由于不同年龄段的人口对消费品的需求存在一定差异,比如,年轻人偏好电子产品而老年人更需要医疗服务,不同类产品生产中对于劳动者的年龄要求也不尽相同,比如,软件行业的就业岗位更多提供给年轻人,而医生往往是年纪越大经验越丰富,由此可能出现劳动供求之间的不一致性(见图1)。当家庭消费重心向下偏移,即家庭消费比重年轻化,该比例到达一定程度后,年轻一代的劳动供给意愿趋于减弱,而产品结构年轻化通常会增加对年轻劳动力的需求,由此带来劳动力供求的结构性矛盾;当家庭消费重心向上偏移,老年一代同样会出现劳动力供求的结构性矛盾。
从现实情况来看,中国家庭的整体性特征使得中间一代(30-60岁)承受了更大的养家压力。由于产业结构调整必然带来劳动市场需求的结构性变化,进而提出了劳动力技能调整的要求。由于老年一代在何时退出劳动力市场方面的诉求差异较大,而年轻一代在总人数和就业意愿方面都存在诸多阻力,因此,家庭中间一代作为劳动力市场的主力军,通过自我再教育培训,适应就业市场新要求的时间和空间都是有限的,如果不能及时调整到新的产业和岗位,对失业的担忧将会上升,劳动力市场的稳定性也将受到挑战。

■ 所给材料:
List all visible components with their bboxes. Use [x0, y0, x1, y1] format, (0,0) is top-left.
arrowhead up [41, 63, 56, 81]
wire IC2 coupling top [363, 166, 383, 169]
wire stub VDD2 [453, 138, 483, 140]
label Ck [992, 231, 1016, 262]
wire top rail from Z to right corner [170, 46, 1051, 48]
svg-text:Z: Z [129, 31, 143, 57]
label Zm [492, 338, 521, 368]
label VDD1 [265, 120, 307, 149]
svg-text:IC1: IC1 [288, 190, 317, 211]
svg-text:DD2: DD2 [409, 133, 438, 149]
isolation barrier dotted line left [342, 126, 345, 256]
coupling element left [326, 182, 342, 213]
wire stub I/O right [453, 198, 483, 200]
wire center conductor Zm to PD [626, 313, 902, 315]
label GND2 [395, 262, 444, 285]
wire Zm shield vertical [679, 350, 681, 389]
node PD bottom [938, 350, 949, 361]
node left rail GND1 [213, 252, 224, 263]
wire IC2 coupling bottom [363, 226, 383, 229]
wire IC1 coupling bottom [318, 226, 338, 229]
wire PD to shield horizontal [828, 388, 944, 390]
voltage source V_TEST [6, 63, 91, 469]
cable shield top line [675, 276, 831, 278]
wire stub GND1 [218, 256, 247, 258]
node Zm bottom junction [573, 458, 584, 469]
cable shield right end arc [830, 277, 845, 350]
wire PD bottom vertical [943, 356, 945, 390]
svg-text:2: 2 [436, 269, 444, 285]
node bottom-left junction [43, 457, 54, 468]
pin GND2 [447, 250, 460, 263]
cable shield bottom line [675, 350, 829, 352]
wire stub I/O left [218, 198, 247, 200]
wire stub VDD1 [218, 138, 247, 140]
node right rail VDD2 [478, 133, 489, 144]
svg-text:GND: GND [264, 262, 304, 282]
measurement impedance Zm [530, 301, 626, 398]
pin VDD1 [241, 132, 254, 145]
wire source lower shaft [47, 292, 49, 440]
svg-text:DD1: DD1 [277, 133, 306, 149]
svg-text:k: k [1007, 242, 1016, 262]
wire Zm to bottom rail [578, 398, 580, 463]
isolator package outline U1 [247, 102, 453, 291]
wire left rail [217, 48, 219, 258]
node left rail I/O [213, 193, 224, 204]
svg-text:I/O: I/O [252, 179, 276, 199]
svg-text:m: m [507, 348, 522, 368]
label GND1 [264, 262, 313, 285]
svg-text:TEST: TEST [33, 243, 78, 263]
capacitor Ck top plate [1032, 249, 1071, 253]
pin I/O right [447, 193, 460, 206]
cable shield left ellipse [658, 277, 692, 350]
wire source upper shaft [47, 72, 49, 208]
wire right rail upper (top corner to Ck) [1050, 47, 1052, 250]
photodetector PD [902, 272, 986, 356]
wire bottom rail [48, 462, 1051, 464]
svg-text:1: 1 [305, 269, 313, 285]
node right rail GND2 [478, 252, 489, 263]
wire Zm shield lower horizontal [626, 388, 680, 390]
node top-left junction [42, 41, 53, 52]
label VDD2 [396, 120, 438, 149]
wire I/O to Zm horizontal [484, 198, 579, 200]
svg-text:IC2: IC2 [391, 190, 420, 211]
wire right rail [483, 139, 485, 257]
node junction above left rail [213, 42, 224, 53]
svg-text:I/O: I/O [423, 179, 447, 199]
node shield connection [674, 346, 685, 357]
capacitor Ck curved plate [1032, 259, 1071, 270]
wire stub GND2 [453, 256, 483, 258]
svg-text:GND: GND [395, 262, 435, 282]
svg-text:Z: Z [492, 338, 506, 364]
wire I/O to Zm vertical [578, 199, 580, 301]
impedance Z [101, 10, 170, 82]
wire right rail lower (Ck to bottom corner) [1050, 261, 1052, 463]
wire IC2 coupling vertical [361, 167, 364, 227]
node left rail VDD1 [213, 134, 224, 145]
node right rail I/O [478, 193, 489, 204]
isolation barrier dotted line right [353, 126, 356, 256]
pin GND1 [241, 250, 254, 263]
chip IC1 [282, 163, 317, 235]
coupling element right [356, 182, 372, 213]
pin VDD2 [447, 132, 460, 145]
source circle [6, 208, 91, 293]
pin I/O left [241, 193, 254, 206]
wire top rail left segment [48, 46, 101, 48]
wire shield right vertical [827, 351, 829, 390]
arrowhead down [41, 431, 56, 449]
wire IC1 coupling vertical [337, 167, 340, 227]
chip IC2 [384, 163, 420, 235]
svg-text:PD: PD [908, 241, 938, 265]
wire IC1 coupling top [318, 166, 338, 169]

■ 完成以下任务:
#1 判断下列三项说法是否与节选段落相符，逐项回答"是"或"否"，并原文引出起决定作用的词句：(a) 软件行业的就业岗位更多提供给年轻人；(b) 中国家庭中老年一代承受了更大的养家压力；(c) 产业结构调整必然带来劳动市场需求的结构性变化。
#2 将节选段落中从"从现实情况来看,中国家庭的整"一直到"力市场的稳定性也将受到挑战。"的全部文字重写一遍，并把其中的"中间一代"替换为"中年一代"。
#3 用两句话概括节选段落。

■ 任务结果:
#1
(a) 是："软件行业的就业岗位更多提供给年轻人"
(b) 否："中间一代(30-60岁)承受了更大的养家压力"
(c) 是："由于产业结构调整必然带来劳动市场需求的结构性变化"

#2
从现实情况来看,中国家庭的整体性特征使得中年一代(30-60岁)承受了更大的养家压力。由于产业结构调整必然带来劳动市场需求的结构性变化,进而提出了劳动力技能调整的要求。由于老年一代在何时退出劳动力市场方面的诉求差异较大,而年轻一代在总人数和就业意愿方面都存在诸多阻力,因此,家庭中年一代作为劳动力市场的主力军,通过自我再教育培训,适应就业市场新要求的时间和空间都是有限的,如果不能及时调整到新的产业和岗位,对失业的担忧将会上升,劳动力市场的稳定性也将受到挑战。

#3 不同年龄段人口的消费需求存在差异，不同产品生产对劳动者的年龄要求也不同；家庭消费重心向下或向上偏移，都可能带来劳动力供求的结构性矛盾。中国家庭的中间一代承受更大的养家压力，通过再教育培训适应就业市场新要求的时间和空间有限；如果不能及时调整到新的产业和岗位，对失业的担忧将会上升，劳动力市场的稳定性也将受到挑战。